## Data records
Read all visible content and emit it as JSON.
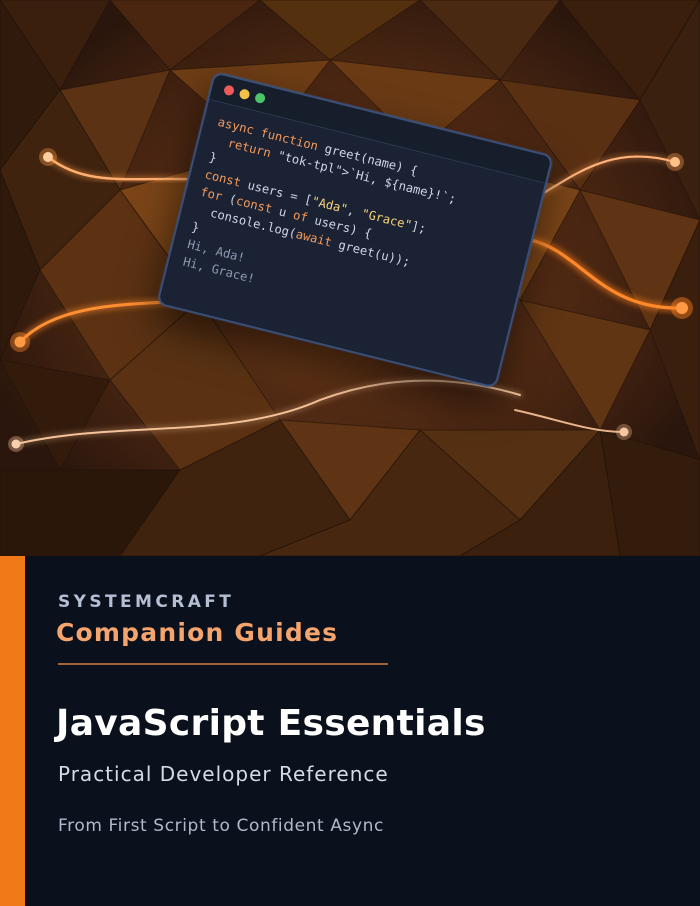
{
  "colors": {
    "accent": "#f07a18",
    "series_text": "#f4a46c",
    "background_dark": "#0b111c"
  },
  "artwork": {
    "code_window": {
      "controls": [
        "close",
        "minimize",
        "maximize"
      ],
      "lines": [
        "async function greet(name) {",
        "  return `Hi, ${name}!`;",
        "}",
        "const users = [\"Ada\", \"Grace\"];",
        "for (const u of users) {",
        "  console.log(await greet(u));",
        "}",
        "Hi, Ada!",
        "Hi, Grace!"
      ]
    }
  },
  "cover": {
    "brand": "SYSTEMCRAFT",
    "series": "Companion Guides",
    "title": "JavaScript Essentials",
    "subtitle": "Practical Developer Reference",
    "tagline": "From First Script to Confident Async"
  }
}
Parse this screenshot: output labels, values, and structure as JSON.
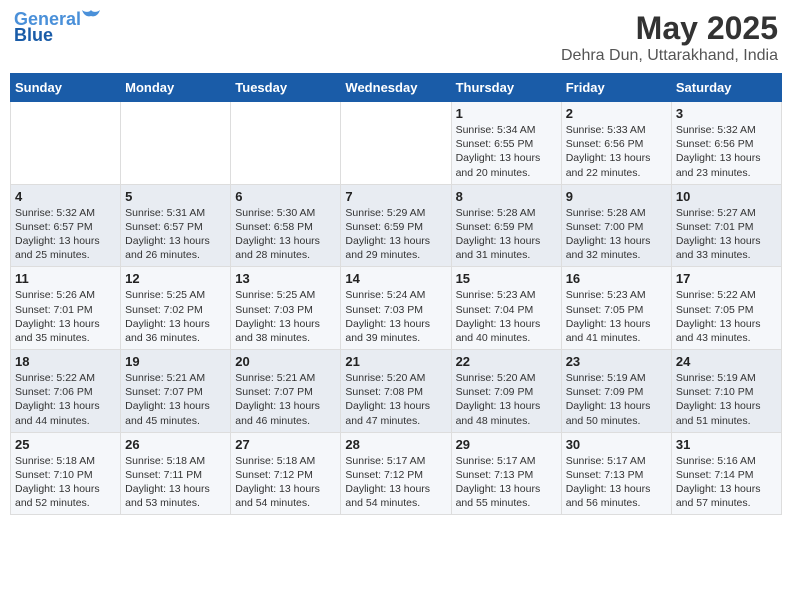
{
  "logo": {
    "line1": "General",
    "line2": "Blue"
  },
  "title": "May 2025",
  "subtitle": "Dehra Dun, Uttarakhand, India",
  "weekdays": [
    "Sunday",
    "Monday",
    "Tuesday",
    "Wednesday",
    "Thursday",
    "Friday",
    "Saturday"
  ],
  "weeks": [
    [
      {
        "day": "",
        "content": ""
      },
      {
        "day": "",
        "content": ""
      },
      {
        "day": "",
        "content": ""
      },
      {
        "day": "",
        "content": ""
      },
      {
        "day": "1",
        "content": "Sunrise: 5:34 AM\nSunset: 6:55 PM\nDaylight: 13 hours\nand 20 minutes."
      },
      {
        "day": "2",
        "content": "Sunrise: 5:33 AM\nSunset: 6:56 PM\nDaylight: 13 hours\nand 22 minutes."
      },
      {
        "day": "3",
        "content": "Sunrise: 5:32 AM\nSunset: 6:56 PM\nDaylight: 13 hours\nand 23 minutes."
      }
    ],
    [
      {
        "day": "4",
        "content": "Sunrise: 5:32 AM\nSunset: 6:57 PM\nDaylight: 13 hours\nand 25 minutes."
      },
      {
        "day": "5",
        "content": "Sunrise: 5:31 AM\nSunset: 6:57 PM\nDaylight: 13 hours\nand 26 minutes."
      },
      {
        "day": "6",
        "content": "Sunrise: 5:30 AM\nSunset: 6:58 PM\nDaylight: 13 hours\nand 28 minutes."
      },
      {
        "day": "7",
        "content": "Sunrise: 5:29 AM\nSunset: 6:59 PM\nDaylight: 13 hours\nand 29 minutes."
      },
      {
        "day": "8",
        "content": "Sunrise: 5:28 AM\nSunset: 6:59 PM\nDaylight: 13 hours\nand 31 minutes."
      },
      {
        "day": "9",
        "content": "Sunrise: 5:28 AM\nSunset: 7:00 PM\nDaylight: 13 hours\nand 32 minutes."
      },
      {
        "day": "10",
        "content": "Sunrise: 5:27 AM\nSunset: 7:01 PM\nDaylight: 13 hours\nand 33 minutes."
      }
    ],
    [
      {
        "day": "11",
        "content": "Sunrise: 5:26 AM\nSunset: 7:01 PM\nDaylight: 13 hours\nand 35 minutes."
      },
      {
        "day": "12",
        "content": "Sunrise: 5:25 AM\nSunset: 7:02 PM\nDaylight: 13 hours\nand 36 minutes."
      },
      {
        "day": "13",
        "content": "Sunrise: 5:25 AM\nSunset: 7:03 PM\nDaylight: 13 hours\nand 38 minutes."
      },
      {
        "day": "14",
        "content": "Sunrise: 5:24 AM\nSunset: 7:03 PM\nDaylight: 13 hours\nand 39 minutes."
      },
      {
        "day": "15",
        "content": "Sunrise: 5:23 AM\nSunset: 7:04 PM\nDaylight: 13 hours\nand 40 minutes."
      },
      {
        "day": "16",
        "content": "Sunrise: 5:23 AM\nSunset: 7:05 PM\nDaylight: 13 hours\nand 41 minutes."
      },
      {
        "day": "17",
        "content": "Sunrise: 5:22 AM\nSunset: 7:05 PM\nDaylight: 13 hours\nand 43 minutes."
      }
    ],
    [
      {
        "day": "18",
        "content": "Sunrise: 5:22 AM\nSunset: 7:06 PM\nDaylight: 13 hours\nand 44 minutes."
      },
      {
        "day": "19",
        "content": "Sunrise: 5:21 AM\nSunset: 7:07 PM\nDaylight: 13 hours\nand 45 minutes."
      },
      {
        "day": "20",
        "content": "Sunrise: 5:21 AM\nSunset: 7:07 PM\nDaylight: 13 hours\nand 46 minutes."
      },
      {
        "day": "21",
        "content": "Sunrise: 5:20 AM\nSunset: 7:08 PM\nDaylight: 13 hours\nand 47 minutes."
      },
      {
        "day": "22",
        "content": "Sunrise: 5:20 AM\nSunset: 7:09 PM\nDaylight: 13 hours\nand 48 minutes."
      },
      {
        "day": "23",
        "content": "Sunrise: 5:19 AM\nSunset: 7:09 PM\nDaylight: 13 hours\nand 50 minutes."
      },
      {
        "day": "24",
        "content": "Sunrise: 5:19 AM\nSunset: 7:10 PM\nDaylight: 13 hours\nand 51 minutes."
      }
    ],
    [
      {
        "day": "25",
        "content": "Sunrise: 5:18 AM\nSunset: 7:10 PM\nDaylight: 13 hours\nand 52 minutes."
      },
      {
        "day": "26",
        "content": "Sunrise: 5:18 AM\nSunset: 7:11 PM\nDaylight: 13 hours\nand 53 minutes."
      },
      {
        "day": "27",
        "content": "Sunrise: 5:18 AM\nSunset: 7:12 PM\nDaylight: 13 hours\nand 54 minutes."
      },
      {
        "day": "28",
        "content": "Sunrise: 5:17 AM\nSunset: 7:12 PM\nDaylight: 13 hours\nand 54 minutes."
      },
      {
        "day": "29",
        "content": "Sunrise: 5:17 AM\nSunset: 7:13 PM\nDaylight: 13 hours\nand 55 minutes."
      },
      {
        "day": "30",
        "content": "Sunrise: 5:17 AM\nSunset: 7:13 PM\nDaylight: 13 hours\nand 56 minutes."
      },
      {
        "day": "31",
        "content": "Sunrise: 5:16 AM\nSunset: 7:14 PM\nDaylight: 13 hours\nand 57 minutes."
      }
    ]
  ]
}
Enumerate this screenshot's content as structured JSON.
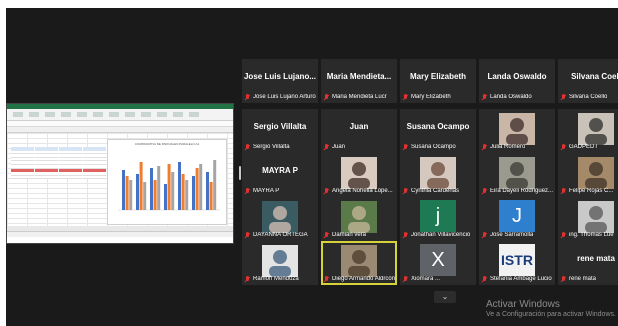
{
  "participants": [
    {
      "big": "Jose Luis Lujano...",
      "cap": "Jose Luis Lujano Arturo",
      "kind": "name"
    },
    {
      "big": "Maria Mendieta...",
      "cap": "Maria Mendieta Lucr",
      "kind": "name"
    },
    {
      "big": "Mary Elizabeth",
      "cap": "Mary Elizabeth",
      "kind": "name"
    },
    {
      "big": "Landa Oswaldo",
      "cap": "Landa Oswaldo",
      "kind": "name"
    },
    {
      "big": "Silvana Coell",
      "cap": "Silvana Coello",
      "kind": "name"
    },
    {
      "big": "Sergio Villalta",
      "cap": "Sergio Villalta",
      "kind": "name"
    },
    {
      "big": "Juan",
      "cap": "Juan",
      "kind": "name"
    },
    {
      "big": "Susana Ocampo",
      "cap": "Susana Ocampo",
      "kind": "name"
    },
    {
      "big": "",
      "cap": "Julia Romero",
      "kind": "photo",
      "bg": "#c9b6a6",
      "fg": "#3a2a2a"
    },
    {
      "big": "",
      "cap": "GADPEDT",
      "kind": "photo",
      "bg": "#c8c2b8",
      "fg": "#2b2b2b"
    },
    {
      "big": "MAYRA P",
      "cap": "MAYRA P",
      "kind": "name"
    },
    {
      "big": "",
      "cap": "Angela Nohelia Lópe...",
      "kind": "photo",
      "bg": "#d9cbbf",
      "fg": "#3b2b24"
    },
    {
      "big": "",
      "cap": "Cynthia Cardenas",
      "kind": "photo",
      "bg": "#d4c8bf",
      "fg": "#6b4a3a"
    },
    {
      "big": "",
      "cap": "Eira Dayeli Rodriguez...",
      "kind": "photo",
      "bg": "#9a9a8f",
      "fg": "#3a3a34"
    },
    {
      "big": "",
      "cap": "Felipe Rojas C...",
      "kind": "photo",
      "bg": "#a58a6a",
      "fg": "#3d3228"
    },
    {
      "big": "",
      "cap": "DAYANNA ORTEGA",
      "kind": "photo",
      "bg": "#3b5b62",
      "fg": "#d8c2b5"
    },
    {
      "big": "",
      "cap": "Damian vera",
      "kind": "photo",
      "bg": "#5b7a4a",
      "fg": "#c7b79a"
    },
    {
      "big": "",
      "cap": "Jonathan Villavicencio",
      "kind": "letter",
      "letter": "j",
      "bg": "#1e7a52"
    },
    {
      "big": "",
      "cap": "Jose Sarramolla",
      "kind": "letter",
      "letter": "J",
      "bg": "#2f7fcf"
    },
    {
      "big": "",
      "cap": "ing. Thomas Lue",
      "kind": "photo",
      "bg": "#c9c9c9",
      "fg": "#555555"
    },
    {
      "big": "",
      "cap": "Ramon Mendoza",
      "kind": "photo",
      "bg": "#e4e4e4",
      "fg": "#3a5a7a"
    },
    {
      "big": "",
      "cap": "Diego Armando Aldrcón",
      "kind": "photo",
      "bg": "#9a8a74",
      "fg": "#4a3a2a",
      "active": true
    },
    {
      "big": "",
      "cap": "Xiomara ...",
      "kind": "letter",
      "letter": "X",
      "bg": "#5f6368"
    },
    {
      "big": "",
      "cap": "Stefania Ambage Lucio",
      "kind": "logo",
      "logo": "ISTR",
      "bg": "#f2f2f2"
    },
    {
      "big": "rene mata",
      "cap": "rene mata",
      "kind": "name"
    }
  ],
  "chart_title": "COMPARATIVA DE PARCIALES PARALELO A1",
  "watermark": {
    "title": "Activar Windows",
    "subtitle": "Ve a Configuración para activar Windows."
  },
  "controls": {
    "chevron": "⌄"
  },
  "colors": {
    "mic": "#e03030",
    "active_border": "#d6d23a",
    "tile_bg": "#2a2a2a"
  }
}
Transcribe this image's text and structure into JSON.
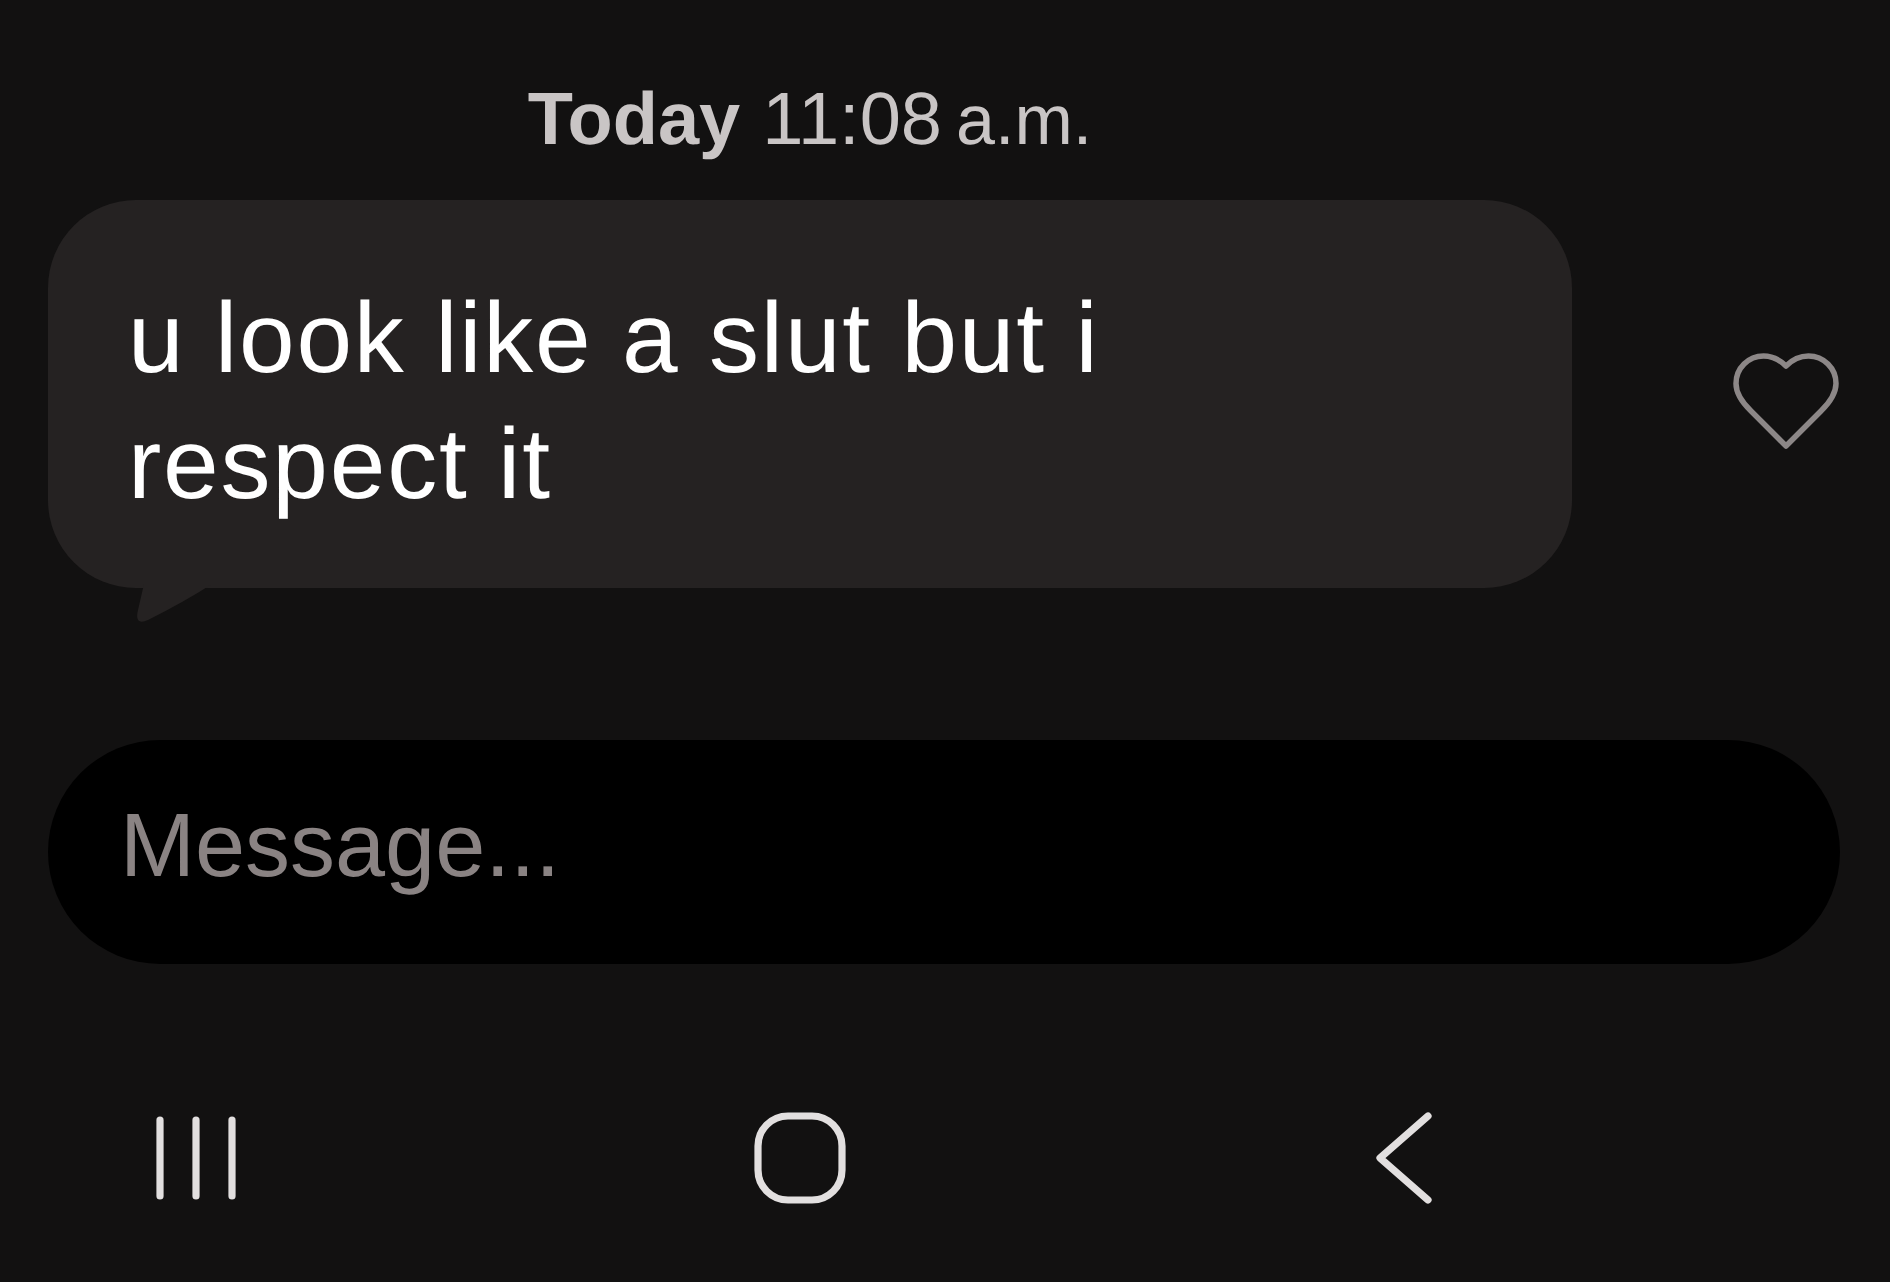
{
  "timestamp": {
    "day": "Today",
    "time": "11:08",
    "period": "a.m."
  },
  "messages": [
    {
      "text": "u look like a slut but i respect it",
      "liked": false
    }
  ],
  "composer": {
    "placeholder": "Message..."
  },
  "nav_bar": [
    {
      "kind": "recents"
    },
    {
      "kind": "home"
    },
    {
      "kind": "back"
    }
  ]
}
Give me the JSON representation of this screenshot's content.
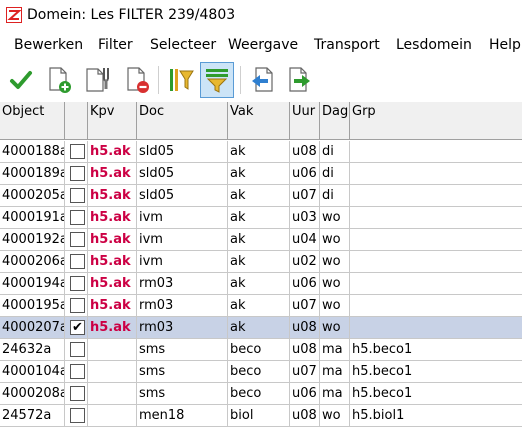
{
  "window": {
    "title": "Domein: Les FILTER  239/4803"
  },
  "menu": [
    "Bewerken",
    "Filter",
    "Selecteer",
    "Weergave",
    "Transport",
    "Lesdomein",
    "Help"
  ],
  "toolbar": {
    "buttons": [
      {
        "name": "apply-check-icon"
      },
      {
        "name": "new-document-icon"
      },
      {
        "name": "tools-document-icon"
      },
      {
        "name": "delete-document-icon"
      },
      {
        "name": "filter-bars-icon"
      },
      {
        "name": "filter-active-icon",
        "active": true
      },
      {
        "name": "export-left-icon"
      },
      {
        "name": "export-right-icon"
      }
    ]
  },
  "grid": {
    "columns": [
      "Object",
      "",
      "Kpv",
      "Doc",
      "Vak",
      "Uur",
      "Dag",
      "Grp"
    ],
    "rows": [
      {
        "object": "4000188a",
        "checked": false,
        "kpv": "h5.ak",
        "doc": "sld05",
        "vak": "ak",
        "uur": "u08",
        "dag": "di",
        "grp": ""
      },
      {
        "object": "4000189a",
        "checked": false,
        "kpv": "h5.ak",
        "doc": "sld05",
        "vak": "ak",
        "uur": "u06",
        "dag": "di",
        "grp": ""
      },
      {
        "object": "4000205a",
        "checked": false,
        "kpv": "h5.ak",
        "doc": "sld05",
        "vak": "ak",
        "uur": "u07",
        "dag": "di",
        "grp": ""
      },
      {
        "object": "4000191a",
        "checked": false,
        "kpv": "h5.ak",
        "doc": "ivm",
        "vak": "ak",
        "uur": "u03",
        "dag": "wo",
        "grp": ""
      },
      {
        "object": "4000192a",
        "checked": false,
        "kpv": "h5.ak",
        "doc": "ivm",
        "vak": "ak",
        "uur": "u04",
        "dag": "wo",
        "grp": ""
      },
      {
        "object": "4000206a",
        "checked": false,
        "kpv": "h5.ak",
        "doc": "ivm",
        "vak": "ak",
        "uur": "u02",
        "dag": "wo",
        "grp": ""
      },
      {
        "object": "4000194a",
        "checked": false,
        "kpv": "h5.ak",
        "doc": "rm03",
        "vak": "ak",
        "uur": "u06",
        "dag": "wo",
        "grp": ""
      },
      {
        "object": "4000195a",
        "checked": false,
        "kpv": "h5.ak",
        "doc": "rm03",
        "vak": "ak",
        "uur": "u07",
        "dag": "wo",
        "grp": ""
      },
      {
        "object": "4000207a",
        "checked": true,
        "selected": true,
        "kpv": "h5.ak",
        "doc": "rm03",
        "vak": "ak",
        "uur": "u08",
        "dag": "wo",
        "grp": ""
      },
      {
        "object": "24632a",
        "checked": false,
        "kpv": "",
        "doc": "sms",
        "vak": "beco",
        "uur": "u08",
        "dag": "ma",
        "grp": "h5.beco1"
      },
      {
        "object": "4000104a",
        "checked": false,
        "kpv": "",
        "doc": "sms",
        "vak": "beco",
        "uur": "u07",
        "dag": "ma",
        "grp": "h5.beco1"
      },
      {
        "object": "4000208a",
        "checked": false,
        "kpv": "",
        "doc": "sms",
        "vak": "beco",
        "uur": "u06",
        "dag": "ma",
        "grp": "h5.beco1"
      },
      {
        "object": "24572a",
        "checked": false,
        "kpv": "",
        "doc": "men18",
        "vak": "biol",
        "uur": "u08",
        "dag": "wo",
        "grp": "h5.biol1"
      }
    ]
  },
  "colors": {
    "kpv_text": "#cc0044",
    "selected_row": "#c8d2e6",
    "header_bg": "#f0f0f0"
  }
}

## PROBLEM DETAILS
Show, from the listing above, each line that contains the word "JSON".

## WRITTEN RESPONSE
Read all visible content and emit it as JSON.
Parse this screenshot: output labels, values, and structure as JSON.
Enumerate this screenshot's content as structured JSON.
Transcribe this image's text and structure into JSON.
Give me the JSON representation of this screenshot's content.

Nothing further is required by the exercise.